◆ Exercise task ◆
Copy out every line of the records where the string "Demonstrați" occurs.

◆ Given records ◆
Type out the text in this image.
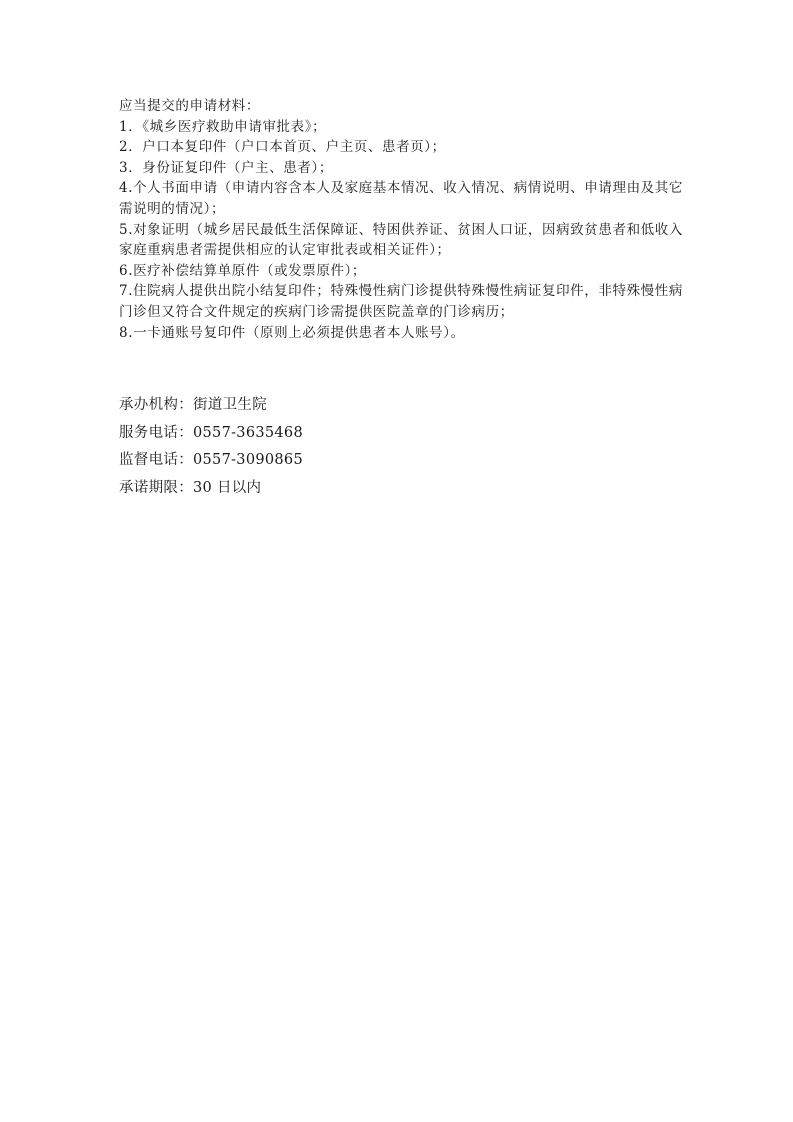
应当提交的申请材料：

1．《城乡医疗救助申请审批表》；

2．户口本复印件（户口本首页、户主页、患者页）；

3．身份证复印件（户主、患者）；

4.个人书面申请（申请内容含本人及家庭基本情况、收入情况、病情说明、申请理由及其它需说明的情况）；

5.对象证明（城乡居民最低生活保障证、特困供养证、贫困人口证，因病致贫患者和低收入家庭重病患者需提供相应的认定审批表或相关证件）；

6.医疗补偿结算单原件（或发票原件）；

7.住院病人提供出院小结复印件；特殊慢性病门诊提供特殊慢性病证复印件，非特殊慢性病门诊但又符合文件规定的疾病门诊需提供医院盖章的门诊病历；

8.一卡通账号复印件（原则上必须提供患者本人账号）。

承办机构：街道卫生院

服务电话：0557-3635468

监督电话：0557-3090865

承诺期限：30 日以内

--

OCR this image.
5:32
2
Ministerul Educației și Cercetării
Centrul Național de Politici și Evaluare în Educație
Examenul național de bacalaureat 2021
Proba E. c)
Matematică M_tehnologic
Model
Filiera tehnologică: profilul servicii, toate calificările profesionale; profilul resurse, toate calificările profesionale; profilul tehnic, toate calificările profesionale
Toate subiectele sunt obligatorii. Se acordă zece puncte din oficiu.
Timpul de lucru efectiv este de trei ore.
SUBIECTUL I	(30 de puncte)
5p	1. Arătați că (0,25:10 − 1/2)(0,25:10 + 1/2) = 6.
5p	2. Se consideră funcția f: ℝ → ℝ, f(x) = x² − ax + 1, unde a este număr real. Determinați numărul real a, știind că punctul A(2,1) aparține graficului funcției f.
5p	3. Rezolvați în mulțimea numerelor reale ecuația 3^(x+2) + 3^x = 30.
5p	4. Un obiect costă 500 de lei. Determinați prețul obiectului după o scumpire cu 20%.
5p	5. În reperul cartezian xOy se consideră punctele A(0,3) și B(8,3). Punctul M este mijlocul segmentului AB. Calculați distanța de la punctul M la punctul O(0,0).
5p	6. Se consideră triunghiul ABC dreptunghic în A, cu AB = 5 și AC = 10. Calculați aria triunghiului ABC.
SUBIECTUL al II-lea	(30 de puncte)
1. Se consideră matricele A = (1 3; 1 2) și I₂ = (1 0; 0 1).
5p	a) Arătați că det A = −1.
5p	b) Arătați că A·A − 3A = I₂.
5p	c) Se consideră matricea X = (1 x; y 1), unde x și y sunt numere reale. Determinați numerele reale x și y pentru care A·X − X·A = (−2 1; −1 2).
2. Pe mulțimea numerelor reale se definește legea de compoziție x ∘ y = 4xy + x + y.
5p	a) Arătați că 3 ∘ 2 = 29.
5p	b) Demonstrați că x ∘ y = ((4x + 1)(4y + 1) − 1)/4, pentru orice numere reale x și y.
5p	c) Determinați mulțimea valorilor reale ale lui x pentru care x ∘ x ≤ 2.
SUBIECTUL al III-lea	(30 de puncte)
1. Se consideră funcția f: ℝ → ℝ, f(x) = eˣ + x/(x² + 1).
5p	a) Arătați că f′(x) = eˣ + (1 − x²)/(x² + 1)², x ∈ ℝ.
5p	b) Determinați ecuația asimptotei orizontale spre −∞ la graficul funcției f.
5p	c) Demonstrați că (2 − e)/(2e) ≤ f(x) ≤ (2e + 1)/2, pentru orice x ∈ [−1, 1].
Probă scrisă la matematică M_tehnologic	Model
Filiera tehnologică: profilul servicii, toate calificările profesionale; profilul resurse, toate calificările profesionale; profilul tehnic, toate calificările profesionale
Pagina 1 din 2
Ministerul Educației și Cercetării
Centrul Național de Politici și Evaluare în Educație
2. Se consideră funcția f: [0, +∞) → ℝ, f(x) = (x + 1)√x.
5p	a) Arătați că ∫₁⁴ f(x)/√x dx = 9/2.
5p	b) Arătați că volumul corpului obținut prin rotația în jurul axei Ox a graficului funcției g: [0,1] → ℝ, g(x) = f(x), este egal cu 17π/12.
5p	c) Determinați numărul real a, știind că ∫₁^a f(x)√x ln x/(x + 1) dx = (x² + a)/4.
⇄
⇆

◆ Final result ◆
5p	b) Demonstrați că x ∘ y = ((4x + 1)(4y + 1) − 1)/4, pentru orice numere reale x și y.
5p	c) Demonstrați că (2 − e)/(2e) ≤ f(x) ≤ (2e + 1)/2, pentru orice x ∈ [−1, 1].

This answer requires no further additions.